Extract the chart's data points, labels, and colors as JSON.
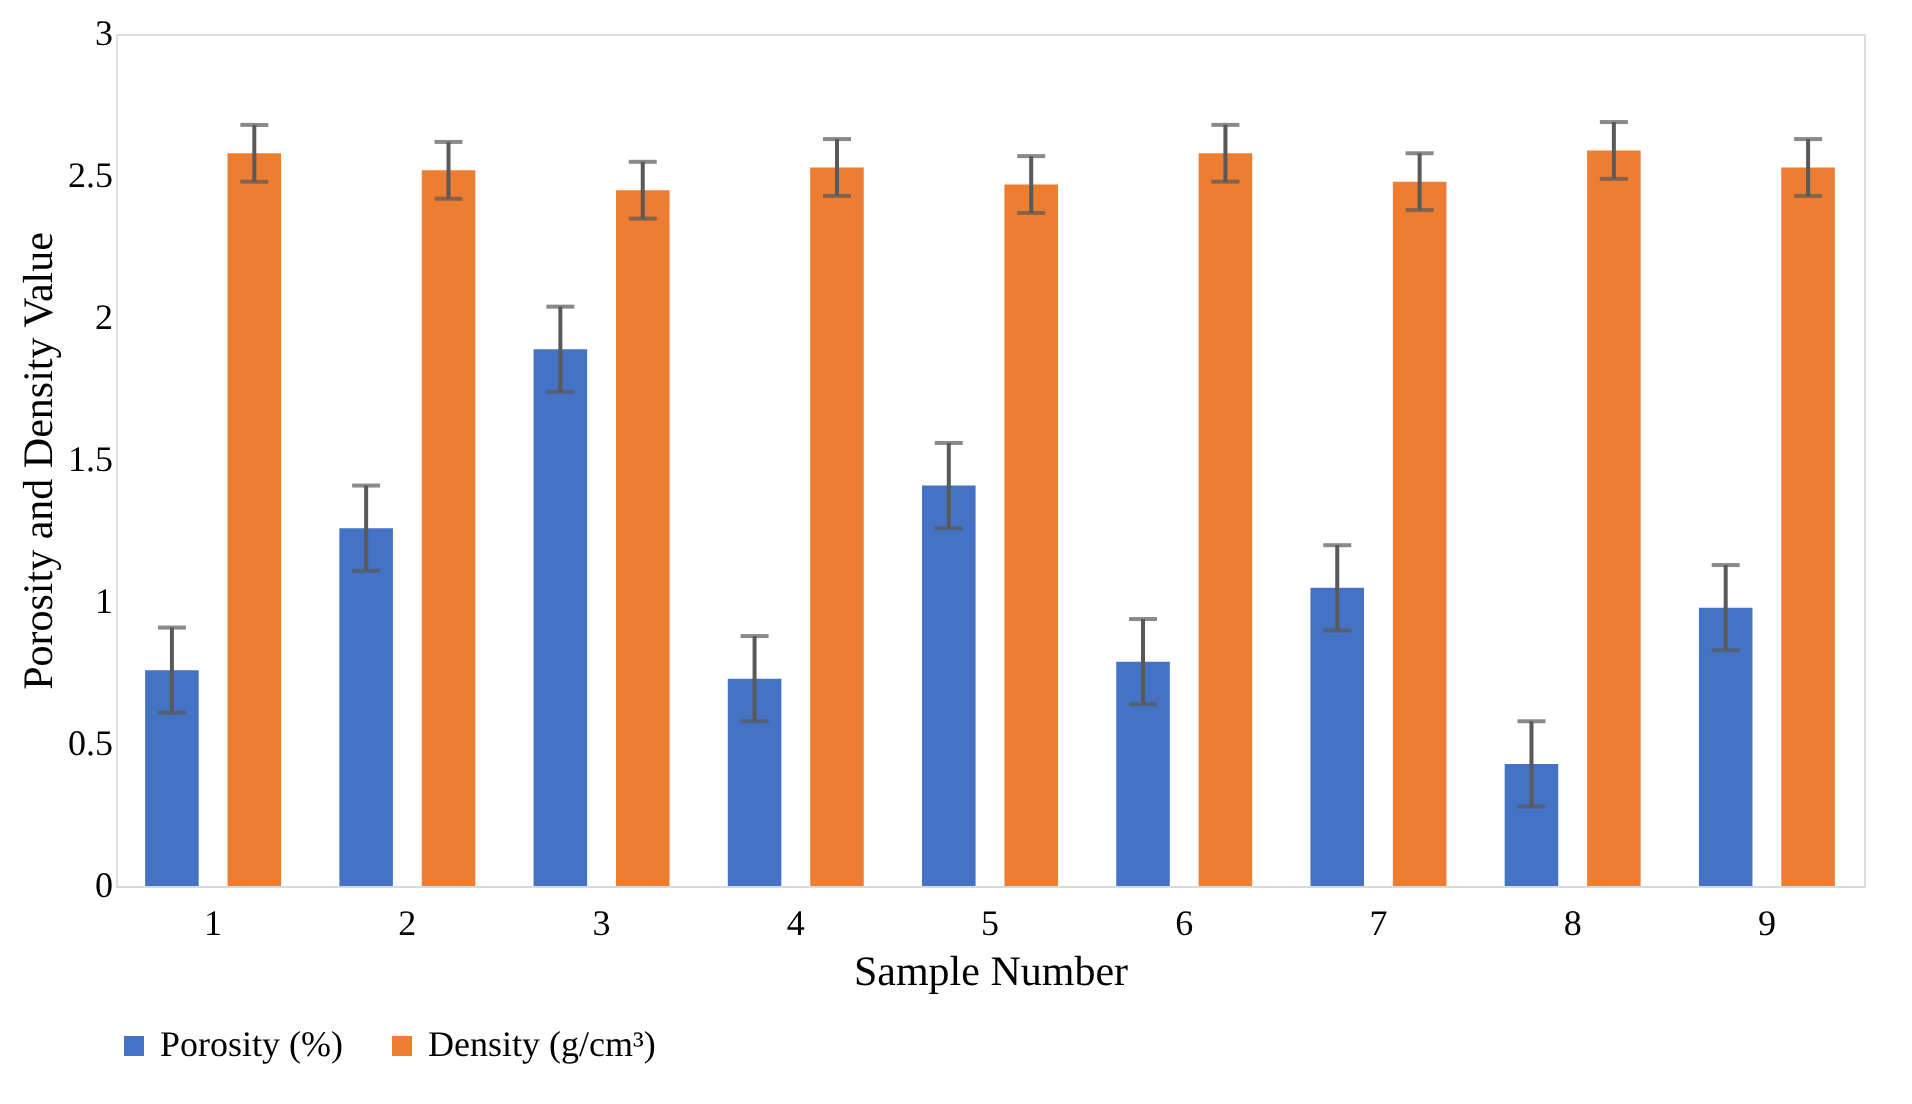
{
  "chart_data": {
    "type": "bar",
    "xlabel": "Sample Number",
    "ylabel": "Porosity and Density Value",
    "categories": [
      "1",
      "2",
      "3",
      "4",
      "5",
      "6",
      "7",
      "8",
      "9"
    ],
    "series": [
      {
        "name": "Porosity (%)",
        "color": "#4472c4",
        "values": [
          0.76,
          1.26,
          1.89,
          0.73,
          1.41,
          0.79,
          1.05,
          0.43,
          0.98
        ],
        "errors": [
          0.15,
          0.15,
          0.15,
          0.15,
          0.15,
          0.15,
          0.15,
          0.15,
          0.15
        ]
      },
      {
        "name": "Density (g/cm³)",
        "color": "#ed7d31",
        "values": [
          2.58,
          2.52,
          2.45,
          2.53,
          2.47,
          2.58,
          2.48,
          2.59,
          2.53
        ],
        "errors": [
          0.1,
          0.1,
          0.1,
          0.1,
          0.1,
          0.1,
          0.1,
          0.1,
          0.1
        ]
      }
    ],
    "ylim": [
      0,
      3
    ],
    "yticks": [
      0,
      0.5,
      1,
      1.5,
      2,
      2.5,
      3
    ],
    "grid": false,
    "legend": "bottom"
  }
}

=== REQUEST ===
Write out the whole listing again, exactly, with no pictures.

=== RESPONSE TO THE TASK ===
Extract the chart's data points, labels, and colors as JSON.
{
  "chart_data": {
    "type": "bar",
    "xlabel": "Sample Number",
    "ylabel": "Porosity and Density Value",
    "categories": [
      "1",
      "2",
      "3",
      "4",
      "5",
      "6",
      "7",
      "8",
      "9"
    ],
    "series": [
      {
        "name": "Porosity (%)",
        "color": "#4472c4",
        "values": [
          0.76,
          1.26,
          1.89,
          0.73,
          1.41,
          0.79,
          1.05,
          0.43,
          0.98
        ],
        "errors": [
          0.15,
          0.15,
          0.15,
          0.15,
          0.15,
          0.15,
          0.15,
          0.15,
          0.15
        ]
      },
      {
        "name": "Density (g/cm³)",
        "color": "#ed7d31",
        "values": [
          2.58,
          2.52,
          2.45,
          2.53,
          2.47,
          2.58,
          2.48,
          2.59,
          2.53
        ],
        "errors": [
          0.1,
          0.1,
          0.1,
          0.1,
          0.1,
          0.1,
          0.1,
          0.1,
          0.1
        ]
      }
    ],
    "ylim": [
      0,
      3
    ],
    "yticks": [
      0,
      0.5,
      1,
      1.5,
      2,
      2.5,
      3
    ],
    "grid": false,
    "legend": "bottom"
  }
}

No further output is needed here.